STORED ROWS:
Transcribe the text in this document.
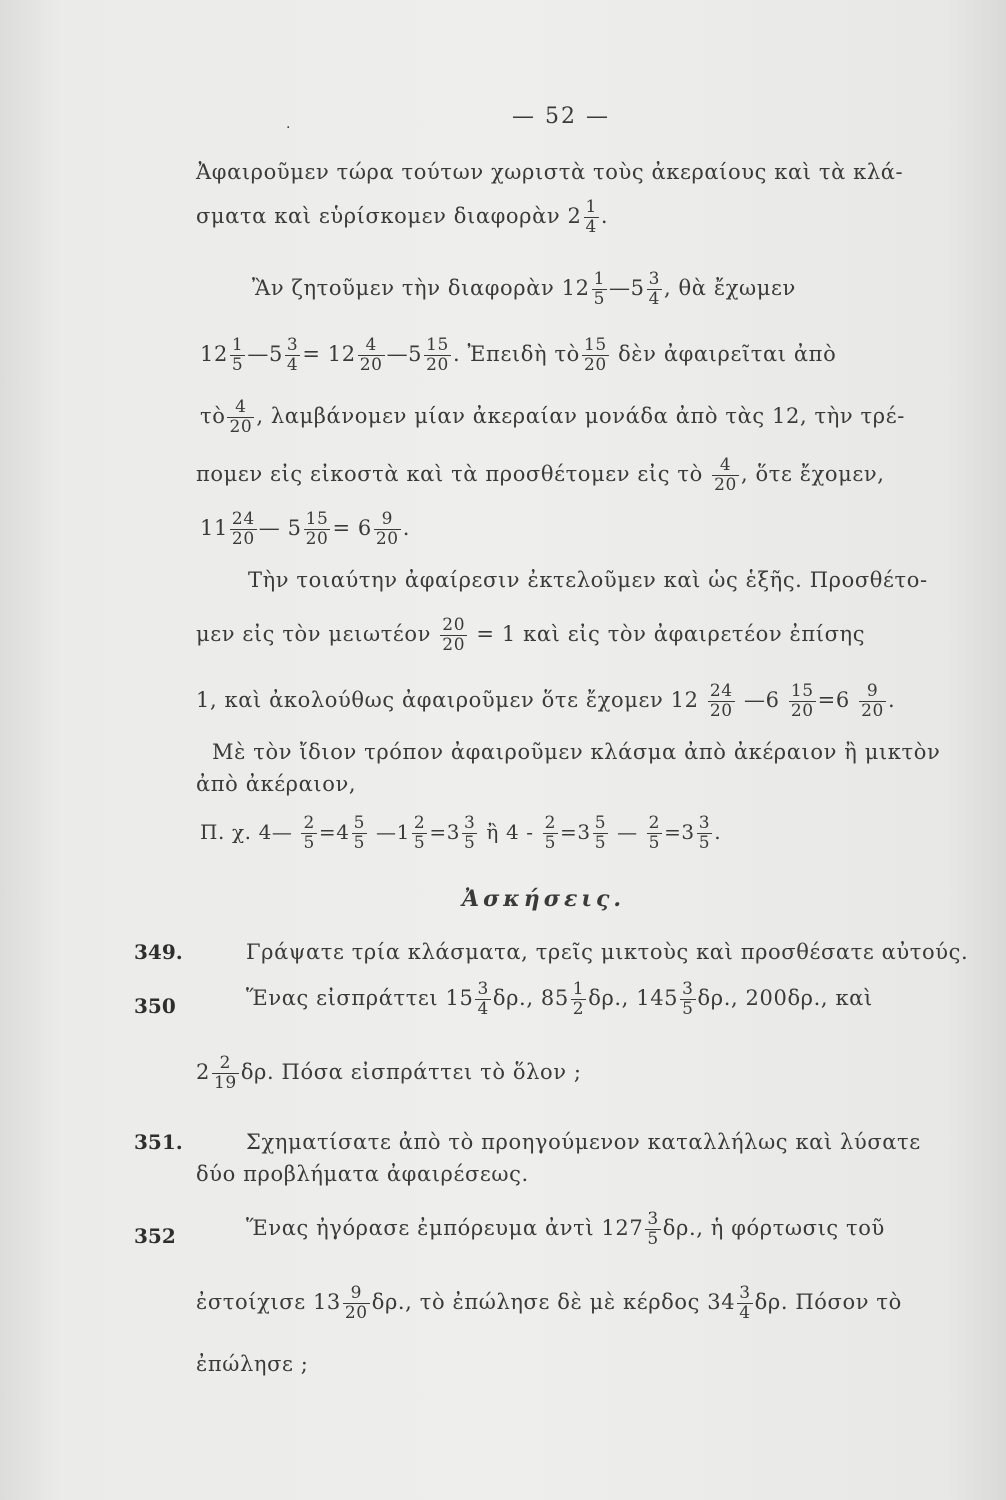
.	— 52 —
Ἀφαιροῦμεν τώρα τούτων χωριστὰ τοὺς ἀκεραίους καὶ τὰ κλά-
σματα καὶ εὑρίσκομεν διαφορὰν $2 \frac{1}{4}$ .
Ἂν ζητοῦμεν τὴν διαφορὰν $12 \frac{1}{5}$ —5 $\frac{3}{4}$ , θὰ ἔχωμεν
$12 \frac{1}{5}$ —5 $\frac{3}{4} = 12 \frac{4}{20}$ —5 $\frac{15}{20}$ . Ἐπειδὴ τὸ $\frac{15}{20}$ δὲν ἀφαιρεῖται ἀπὸ
τὸ $\frac{4}{20}$ , λαμβάνομεν μίαν ἀκεραίαν μονάδα ἀπὸ τὰς 12, τὴν τρέ-
πομεν εἰς εἰκοστὰ καὶ τὰ προσθέτομεν εἰς τὸ $\frac{4}{20}$ , ὅτε ἔχομεν,
$11 \frac{24}{20}$ — $5 \frac{15}{20} = 6 \frac{9}{20}$ .
Τὴν τοιαύτην ἀφαίρεσιν ἐκτελοῦμεν καὶ ὡς ἑξῆς. Προσθέτο-
μεν εἰς τὸν μειωτέον $\frac{20}{20} = 1$ καὶ εἰς τὸν ἀφαιρετέον ἐπίσης
1, καὶ ἀκολούθως ἀφαιροῦμεν ὅτε ἔχομεν $12 \frac{24}{20}$ —6 $\frac{15}{20} =6 \frac{9}{20}$ .
Μὲ τὸν ἴδιον τρόπον ἀφαιροῦμεν κλάσμα ἀπὸ ἀκέραιον ἢ μικτὸν
ἀπὸ ἀκέραιον,
Π. χ. 4— $\frac{2}{5} =4 \frac{5}{5}$ —1 $\frac{2}{5} =3 \frac{3}{5}$ ἢ $4 - \frac{2}{5} =3 \frac{5}{5}$ — $\frac{2}{5} =3 \frac{3}{5}$ .
Ἀσκήσεις.
349.	Γράψατε τρία κλάσματα, τρεῖς μικτοὺς καὶ προσθέσατε αὐτούς.
350	Ἕνας εἰσπράττει $15 \frac{3}{4} \delta\rho$., $85 \frac{1}{2} \delta\rho$., $145 \frac{3}{5} \delta\rho$., 200δρ., καὶ
$2 \frac{2}{19} \delta\rho$. Πόσα εἰσπράττει τὸ ὅλον ;
351.	Σχηματίσατε ἀπὸ τὸ προηγούμενον καταλλήλως καὶ λύσατε
δύο προβλήματα ἀφαιρέσεως.
352	Ἕνας ἠγόρασε ἐμπόρευμα ἀντὶ $127 \frac{3}{5} \delta\rho$., ἡ φόρτωσις τοῦ
ἐστοίχισε $13 \frac{9}{20} \delta\rho$., τὸ ἐπώλησε δὲ μὲ κέρδος $34 \frac{3}{4} \delta\rho$. Πόσον τὸ
ἐπώλησε ;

GOAL:
Without the pictures, restate all of the entries above verbatim.

EXERCISE OUTPUT:
Transcribe the text in this document.
.	— 52 —
Ἀφαιροῦμεν τώρα τούτων χωριστὰ τοὺς ἀκεραίους καὶ τὰ κλά-
σματα καὶ εὑρίσκομεν διαφορὰν $2 \frac{1}{4}$ .
Ἂν ζητοῦμεν τὴν διαφορὰν $12 \frac{1}{5}$ —5 $\frac{3}{4}$ , θὰ ἔχωμεν
$12 \frac{1}{5}$ —5 $\frac{3}{4} = 12 \frac{4}{20}$ —5 $\frac{15}{20}$ . Ἐπειδὴ τὸ $\frac{15}{20}$ δὲν ἀφαιρεῖται ἀπὸ
τὸ $\frac{4}{20}$ , λαμβάνομεν μίαν ἀκεραίαν μονάδα ἀπὸ τὰς 12, τὴν τρέ-
πομεν εἰς εἰκοστὰ καὶ τὰ προσθέτομεν εἰς τὸ $\frac{4}{20}$ , ὅτε ἔχομεν,
$11 \frac{24}{20}$ — $5 \frac{15}{20} = 6 \frac{9}{20}$ .
Τὴν τοιαύτην ἀφαίρεσιν ἐκτελοῦμεν καὶ ὡς ἑξῆς. Προσθέτο-
μεν εἰς τὸν μειωτέον $\frac{20}{20} = 1$ καὶ εἰς τὸν ἀφαιρετέον ἐπίσης
1, καὶ ἀκολούθως ἀφαιροῦμεν ὅτε ἔχομεν $12 \frac{24}{20}$ —6 $\frac{15}{20} =6 \frac{9}{20}$ .
Μὲ τὸν ἴδιον τρόπον ἀφαιροῦμεν κλάσμα ἀπὸ ἀκέραιον ἢ μικτὸν
ἀπὸ ἀκέραιον,
Π. χ. 4— $\frac{2}{5} =4 \frac{5}{5}$ —1 $\frac{2}{5} =3 \frac{3}{5}$ ἢ $4 - \frac{2}{5} =3 \frac{5}{5}$ — $\frac{2}{5} =3 \frac{3}{5}$ .
Ἀσκήσεις.
349.	Γράψατε τρία κλάσματα, τρεῖς μικτοὺς καὶ προσθέσατε αὐτούς.
350	Ἕνας εἰσπράττει $15 \frac{3}{4} \delta\rho$., $85 \frac{1}{2} \delta\rho$., $145 \frac{3}{5} \delta\rho$., 200δρ., καὶ
$2 \frac{2}{19} \delta\rho$. Πόσα εἰσπράττει τὸ ὅλον ;
351.	Σχηματίσατε ἀπὸ τὸ προηγούμενον καταλλήλως καὶ λύσατε
δύο προβλήματα ἀφαιρέσεως.
352	Ἕνας ἠγόρασε ἐμπόρευμα ἀντὶ $127 \frac{3}{5} \delta\rho$., ἡ φόρτωσις τοῦ
ἐστοίχισε $13 \frac{9}{20} \delta\rho$., τὸ ἐπώλησε δὲ μὲ κέρδος $34 \frac{3}{4} \delta\rho$. Πόσον τὸ
ἐπώλησε ;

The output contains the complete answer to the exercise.